### [ENTRIES]
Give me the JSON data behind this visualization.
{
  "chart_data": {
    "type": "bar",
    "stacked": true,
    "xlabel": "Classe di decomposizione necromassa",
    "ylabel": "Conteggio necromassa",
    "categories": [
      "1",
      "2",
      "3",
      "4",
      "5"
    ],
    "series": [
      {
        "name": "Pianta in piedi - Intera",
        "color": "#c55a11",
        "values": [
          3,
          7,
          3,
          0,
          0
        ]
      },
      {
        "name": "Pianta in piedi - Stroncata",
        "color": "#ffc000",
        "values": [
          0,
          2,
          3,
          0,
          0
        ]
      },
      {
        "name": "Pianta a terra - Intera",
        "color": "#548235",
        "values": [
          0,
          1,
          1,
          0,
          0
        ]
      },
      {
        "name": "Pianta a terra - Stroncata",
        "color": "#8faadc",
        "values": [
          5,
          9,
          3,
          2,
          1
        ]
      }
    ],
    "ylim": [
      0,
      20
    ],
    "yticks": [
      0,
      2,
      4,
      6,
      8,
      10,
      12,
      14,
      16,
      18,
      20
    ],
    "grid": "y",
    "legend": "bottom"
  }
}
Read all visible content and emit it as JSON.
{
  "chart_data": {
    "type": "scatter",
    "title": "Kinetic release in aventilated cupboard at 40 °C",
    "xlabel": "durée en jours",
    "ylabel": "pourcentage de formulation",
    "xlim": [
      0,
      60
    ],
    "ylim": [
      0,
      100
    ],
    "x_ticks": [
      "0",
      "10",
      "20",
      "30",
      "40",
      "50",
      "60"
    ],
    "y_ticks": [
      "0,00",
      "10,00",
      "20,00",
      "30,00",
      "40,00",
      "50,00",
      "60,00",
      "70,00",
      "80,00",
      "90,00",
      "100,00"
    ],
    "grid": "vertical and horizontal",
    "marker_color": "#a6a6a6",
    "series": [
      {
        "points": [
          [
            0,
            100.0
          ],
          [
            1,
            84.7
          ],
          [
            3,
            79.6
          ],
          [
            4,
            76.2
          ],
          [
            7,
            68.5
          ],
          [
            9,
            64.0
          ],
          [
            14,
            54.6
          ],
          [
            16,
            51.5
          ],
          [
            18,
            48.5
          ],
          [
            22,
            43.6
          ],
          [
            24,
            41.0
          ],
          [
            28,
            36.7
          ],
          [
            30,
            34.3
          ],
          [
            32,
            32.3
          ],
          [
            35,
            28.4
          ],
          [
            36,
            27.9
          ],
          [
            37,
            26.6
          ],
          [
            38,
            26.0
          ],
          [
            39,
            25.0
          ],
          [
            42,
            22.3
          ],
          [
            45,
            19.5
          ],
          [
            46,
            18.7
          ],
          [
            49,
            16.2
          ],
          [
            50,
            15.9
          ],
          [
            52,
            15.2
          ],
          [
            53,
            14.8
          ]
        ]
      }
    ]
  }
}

### [TASK GOAL]
Copy every line of the listing that includes the string "ylabel".

### [TASK OUTPUT]
    "ylabel": "Conteggio necromassa",
    "ylabel": "pourcentage de formulation",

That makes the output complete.